--- begin Input data ---

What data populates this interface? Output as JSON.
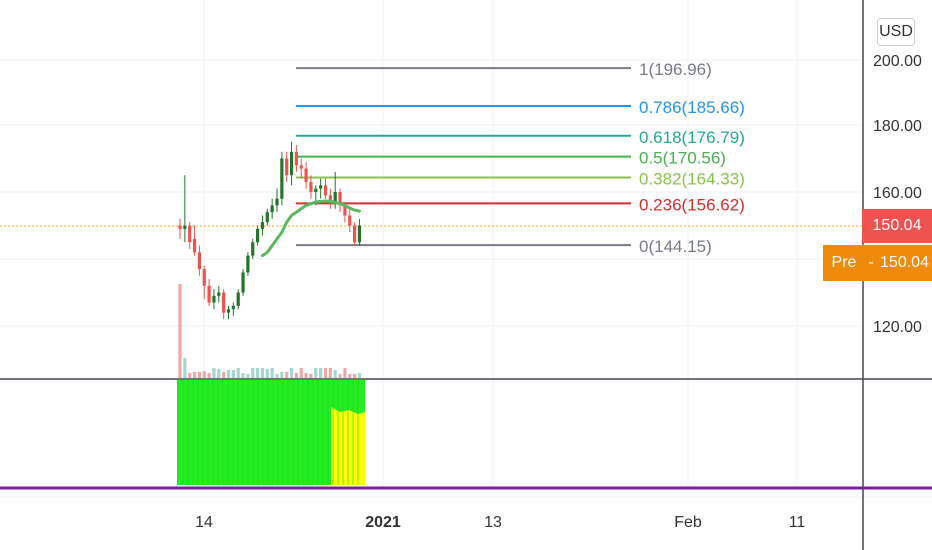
{
  "currency_button": "USD",
  "last_price_label": "150.04",
  "pre_market": {
    "label": "Pre",
    "separator": "-",
    "value": "150.04"
  },
  "colors": {
    "up": "#26732b",
    "down": "#ef5350",
    "ma": "#5cb85c",
    "price_line": "#f5a623",
    "volume_up": "#a6d6d0",
    "volume_down": "#f0a8a8",
    "osc_green": "#22ee22",
    "osc_yellow": "#ffff00",
    "purple_line": "#7b1fa2"
  },
  "chart_data": {
    "type": "candlestick",
    "x_axis_labels": [
      "14",
      "2021",
      "13",
      "Feb",
      "11"
    ],
    "y_axis_labels": [
      "200.00",
      "180.00",
      "160.00",
      "120.00"
    ],
    "ylim": [
      108,
      205
    ],
    "last_price": 150.04,
    "fib_levels": [
      {
        "label": "1(196.96)",
        "value": 196.96,
        "color": "#787b86"
      },
      {
        "label": "0.786(185.66)",
        "value": 185.66,
        "color": "#2196f3"
      },
      {
        "label": "0.618(176.79)",
        "value": 176.79,
        "color": "#26a69a"
      },
      {
        "label": "0.5(170.56)",
        "value": 170.56,
        "color": "#4caf50"
      },
      {
        "label": "0.382(164.33)",
        "value": 164.33,
        "color": "#8bc34a"
      },
      {
        "label": "0.236(156.62)",
        "value": 156.62,
        "color": "#d32f2f"
      },
      {
        "label": "0(144.15)",
        "value": 144.15,
        "color": "#787b86"
      }
    ],
    "candles": [
      [
        150,
        152,
        146,
        149
      ],
      [
        149,
        165,
        145,
        150
      ],
      [
        150,
        151,
        143,
        145
      ],
      [
        146,
        150,
        141,
        142
      ],
      [
        142,
        144,
        135,
        137
      ],
      [
        137,
        138,
        128,
        132
      ],
      [
        132,
        134,
        126,
        127
      ],
      [
        127,
        131,
        125,
        129
      ],
      [
        129,
        132,
        127,
        130
      ],
      [
        130,
        131,
        122,
        124
      ],
      [
        124,
        126,
        122,
        125
      ],
      [
        125,
        127,
        123,
        126
      ],
      [
        126,
        131,
        125,
        130
      ],
      [
        130,
        137,
        129,
        136
      ],
      [
        136,
        142,
        135,
        141
      ],
      [
        141,
        146,
        140,
        145
      ],
      [
        145,
        150,
        144,
        149
      ],
      [
        149,
        153,
        147,
        151
      ],
      [
        151,
        155,
        150,
        154
      ],
      [
        154,
        158,
        152,
        156
      ],
      [
        156,
        161,
        154,
        158
      ],
      [
        158,
        172,
        156,
        170
      ],
      [
        170,
        172,
        163,
        165
      ],
      [
        165,
        175,
        162,
        172
      ],
      [
        172,
        174,
        166,
        168
      ],
      [
        168,
        170,
        164,
        167
      ],
      [
        167,
        169,
        161,
        163
      ],
      [
        163,
        165,
        158,
        160
      ],
      [
        160,
        162,
        156,
        161
      ],
      [
        161,
        164,
        158,
        162
      ],
      [
        162,
        164,
        158,
        159
      ],
      [
        159,
        161,
        155,
        157
      ],
      [
        157,
        166,
        155,
        160
      ],
      [
        160,
        161,
        154,
        156
      ],
      [
        156,
        157,
        151,
        153
      ],
      [
        153,
        155,
        148,
        150
      ],
      [
        150,
        151,
        144,
        145
      ],
      [
        145,
        152,
        144,
        150
      ]
    ],
    "moving_average": [
      141,
      142,
      144,
      146,
      148,
      151,
      153,
      154,
      155,
      156,
      156.5,
      157,
      157.2,
      157.3,
      157.2,
      156.9,
      156.5,
      156,
      155.2,
      154.6,
      154.3
    ]
  }
}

--- end Input data ---

=== Job ===
Lines holding the word "value" in the entries above are the ones to pull out. Copy them all.

=== Exercise answer ===
    "value": "150.04"
        "value": 196.96,
        "value": 185.66,
        "value": 176.79,
        "value": 170.56,
        "value": 164.33,
        "value": 156.62,
        "value": 144.15,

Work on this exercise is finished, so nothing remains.